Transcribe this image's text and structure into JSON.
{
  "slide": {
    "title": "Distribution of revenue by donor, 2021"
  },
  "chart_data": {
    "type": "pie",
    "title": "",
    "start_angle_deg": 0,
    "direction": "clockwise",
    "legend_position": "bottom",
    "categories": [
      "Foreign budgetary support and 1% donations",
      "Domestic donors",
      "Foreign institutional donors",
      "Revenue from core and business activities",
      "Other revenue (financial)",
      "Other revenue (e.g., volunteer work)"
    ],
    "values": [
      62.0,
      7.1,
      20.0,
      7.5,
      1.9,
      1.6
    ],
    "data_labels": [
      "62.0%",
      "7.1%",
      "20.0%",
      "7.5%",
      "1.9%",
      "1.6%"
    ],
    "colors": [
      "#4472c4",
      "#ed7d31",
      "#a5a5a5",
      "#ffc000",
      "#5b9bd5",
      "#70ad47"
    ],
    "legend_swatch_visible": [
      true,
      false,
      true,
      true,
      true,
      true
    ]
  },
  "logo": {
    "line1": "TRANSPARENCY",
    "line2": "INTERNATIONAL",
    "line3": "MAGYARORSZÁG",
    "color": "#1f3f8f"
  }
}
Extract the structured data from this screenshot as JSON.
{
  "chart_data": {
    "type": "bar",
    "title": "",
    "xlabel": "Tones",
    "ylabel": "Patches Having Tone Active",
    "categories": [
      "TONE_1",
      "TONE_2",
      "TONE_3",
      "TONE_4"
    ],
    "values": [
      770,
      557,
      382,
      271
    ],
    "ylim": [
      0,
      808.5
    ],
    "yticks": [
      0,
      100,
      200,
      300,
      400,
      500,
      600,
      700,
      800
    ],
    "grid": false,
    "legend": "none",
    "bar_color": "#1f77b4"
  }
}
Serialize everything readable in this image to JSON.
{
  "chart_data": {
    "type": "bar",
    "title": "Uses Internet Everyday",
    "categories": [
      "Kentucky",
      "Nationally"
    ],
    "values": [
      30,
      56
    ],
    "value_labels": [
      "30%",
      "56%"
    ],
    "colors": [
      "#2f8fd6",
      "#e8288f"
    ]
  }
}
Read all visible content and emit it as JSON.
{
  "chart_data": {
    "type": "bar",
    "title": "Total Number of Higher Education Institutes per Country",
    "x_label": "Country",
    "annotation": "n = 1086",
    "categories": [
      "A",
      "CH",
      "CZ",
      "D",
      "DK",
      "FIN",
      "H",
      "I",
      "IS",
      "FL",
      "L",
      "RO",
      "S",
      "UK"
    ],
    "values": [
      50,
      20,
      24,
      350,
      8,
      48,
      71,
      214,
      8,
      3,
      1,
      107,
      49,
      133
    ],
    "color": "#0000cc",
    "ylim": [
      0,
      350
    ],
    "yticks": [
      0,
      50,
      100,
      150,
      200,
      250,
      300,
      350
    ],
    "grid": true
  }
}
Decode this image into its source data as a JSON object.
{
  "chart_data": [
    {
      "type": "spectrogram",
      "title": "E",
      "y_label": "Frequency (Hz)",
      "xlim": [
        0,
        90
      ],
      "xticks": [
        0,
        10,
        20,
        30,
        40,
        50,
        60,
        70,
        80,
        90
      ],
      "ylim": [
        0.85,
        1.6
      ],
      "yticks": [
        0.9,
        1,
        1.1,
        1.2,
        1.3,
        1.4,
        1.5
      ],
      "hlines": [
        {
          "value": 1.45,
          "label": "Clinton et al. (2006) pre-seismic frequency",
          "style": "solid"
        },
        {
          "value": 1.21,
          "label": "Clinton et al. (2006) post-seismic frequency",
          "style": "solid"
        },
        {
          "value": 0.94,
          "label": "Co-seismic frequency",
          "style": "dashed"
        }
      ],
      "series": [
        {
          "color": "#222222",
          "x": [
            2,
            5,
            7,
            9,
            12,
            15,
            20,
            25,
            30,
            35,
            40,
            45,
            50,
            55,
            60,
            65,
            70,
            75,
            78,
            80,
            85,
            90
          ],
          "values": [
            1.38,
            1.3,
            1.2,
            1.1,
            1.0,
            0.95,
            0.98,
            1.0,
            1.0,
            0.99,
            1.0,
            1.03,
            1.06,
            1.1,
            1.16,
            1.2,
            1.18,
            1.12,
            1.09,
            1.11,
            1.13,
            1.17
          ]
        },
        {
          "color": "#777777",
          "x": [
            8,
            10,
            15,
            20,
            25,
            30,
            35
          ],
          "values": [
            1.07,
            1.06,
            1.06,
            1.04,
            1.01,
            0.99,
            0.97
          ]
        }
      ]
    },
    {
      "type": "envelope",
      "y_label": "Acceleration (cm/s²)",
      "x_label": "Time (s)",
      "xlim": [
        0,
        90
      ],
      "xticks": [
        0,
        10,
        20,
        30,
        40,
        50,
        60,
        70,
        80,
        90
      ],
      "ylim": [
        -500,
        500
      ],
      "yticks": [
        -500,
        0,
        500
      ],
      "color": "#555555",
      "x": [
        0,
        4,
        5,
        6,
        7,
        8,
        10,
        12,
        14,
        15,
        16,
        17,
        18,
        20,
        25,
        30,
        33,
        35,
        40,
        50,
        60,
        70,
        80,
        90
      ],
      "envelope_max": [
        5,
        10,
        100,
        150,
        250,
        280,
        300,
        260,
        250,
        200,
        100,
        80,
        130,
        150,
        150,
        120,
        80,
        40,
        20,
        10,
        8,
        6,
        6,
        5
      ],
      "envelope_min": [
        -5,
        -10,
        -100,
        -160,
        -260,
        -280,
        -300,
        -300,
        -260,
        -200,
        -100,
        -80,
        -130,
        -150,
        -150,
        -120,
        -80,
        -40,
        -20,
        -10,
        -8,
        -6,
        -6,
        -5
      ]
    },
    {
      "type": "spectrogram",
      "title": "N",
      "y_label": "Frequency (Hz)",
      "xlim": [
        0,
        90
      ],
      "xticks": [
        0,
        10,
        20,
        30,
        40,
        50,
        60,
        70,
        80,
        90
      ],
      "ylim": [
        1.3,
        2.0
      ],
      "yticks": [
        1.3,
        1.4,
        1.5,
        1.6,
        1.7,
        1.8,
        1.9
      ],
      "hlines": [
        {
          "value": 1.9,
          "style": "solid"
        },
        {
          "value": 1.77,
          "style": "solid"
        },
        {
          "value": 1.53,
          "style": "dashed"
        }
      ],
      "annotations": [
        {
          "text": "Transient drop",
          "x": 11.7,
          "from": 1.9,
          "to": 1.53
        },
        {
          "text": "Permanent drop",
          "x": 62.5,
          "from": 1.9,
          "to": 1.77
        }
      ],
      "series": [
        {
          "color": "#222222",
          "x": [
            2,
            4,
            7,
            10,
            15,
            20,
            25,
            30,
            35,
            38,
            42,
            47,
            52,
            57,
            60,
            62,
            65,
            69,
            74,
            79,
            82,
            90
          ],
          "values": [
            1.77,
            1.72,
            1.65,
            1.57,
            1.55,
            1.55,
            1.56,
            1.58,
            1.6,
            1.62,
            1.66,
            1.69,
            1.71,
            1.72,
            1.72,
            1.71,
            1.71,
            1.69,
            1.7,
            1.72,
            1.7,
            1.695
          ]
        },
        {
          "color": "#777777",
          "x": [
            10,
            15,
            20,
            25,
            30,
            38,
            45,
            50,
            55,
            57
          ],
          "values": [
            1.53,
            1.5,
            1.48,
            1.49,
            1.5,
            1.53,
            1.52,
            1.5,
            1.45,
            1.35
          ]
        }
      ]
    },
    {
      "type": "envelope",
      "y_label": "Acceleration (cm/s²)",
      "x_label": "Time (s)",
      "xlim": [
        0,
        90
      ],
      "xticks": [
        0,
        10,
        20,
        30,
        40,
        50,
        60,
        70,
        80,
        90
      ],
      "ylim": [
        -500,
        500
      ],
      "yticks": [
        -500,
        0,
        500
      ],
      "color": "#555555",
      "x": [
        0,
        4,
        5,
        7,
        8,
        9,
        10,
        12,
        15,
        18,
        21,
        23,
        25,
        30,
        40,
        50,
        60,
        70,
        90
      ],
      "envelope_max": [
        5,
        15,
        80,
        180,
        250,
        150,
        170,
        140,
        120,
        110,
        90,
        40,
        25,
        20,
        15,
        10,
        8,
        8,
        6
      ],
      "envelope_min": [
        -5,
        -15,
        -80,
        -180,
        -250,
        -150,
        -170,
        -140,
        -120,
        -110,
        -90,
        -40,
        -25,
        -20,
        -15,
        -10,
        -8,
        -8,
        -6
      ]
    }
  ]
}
────────────────────
For each line of the entries that includes "seismic", show that line.

• Response to this task:
          "label": "Clinton et al. (2006) pre-seismic frequency",
          "label": "Clinton et al. (2006) post-seismic frequency",
          "label": "Co-seismic frequency",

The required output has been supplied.